WRITTEN TASK
Repeat the listing in full, exactly as it stands.

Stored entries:

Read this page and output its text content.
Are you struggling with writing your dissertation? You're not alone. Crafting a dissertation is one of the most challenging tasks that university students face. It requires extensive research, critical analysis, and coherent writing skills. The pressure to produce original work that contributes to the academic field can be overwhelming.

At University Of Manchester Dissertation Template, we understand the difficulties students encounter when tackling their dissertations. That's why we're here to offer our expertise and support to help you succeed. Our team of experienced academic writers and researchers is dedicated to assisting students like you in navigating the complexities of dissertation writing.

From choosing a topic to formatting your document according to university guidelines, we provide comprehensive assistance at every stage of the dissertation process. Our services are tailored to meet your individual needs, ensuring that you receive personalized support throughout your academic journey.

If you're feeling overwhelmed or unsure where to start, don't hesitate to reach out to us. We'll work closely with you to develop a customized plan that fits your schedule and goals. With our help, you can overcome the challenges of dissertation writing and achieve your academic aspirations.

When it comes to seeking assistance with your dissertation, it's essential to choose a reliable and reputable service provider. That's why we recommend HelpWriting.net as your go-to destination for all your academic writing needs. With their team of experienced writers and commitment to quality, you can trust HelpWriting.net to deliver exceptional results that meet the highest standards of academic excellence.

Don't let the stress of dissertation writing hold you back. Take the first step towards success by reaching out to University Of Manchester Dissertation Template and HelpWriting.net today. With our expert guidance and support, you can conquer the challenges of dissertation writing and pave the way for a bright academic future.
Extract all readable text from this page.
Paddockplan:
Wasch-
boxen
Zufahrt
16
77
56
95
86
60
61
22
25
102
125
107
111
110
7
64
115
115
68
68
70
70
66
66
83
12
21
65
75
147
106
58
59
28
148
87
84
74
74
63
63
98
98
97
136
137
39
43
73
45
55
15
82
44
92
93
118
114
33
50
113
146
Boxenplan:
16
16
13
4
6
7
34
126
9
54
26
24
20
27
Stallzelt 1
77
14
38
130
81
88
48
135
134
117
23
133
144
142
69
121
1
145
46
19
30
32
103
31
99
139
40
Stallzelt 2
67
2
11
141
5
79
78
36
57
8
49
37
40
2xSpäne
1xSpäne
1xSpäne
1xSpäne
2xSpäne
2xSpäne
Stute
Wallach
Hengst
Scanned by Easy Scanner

FINAL RESULT
Read this page and output its text content.
Are you struggling with writing your dissertation? You're not alone. Crafting a dissertation is one of the most challenging tasks that university students face. It requires extensive research, critical analysis, and coherent writing skills. The pressure to produce original work that contributes to the academic field can be overwhelming.

At University Of Manchester Dissertation Template, we understand the difficulties students encounter when tackling their dissertations. That's why we're here to offer our expertise and support to help you succeed. Our team of experienced academic writers and researchers is dedicated to assisting students like you in navigating the complexities of dissertation writing.

From choosing a topic to formatting your document according to university guidelines, we provide comprehensive assistance at every stage of the dissertation process. Our services are tailored to meet your individual needs, ensuring that you receive personalized support throughout your academic journey.

If you're feeling overwhelmed or unsure where to start, don't hesitate to reach out to us. We'll work closely with you to develop a customized plan that fits your schedule and goals. With our help, you can overcome the challenges of dissertation writing and achieve your academic aspirations.

When it comes to seeking assistance with your dissertation, it's essential to choose a reliable and reputable service provider. That's why we recommend HelpWriting.net as your go-to destination for all your academic writing needs. With their team of experienced writers and commitment to quality, you can trust HelpWriting.net to deliver exceptional results that meet the highest standards of academic excellence.

Don't let the stress of dissertation writing hold you back. Take the first step towards success by reaching out to University Of Manchester Dissertation Template and HelpWriting.net today. With our expert guidance and support, you can conquer the challenges of dissertation writing and pave the way for a bright academic future.
Extract all readable text from this page.
Paddockplan:
Wasch-
boxen
Zufahrt
16
77
56
95
86
60
61
22
25
102
125
107
111
110
7
64
115
115
68
68
70
70
66
66
83
12
21
65
75
147
106
58
59
28
148
87
84
74
74
63
63
98
98
97
136
137
39
43
73
45
55
15
82
44
92
93
118
114
33
50
113
146
Boxenplan:
16
16
13
4
6
7
34
126
9
54
26
24
20
27
Stallzelt 1
77
14
38
130
81
88
48
135
134
117
23
133
144
142
69
121
1
145
46
19
30
32
103
31
99
139
40
Stallzelt 2
67
2
11
141
5
79
78
36
57
8
49
37
40
2xSpäne
1xSpäne
1xSpäne
1xSpäne
2xSpäne
2xSpäne
Stute
Wallach
Hengst
Scanned by Easy Scanner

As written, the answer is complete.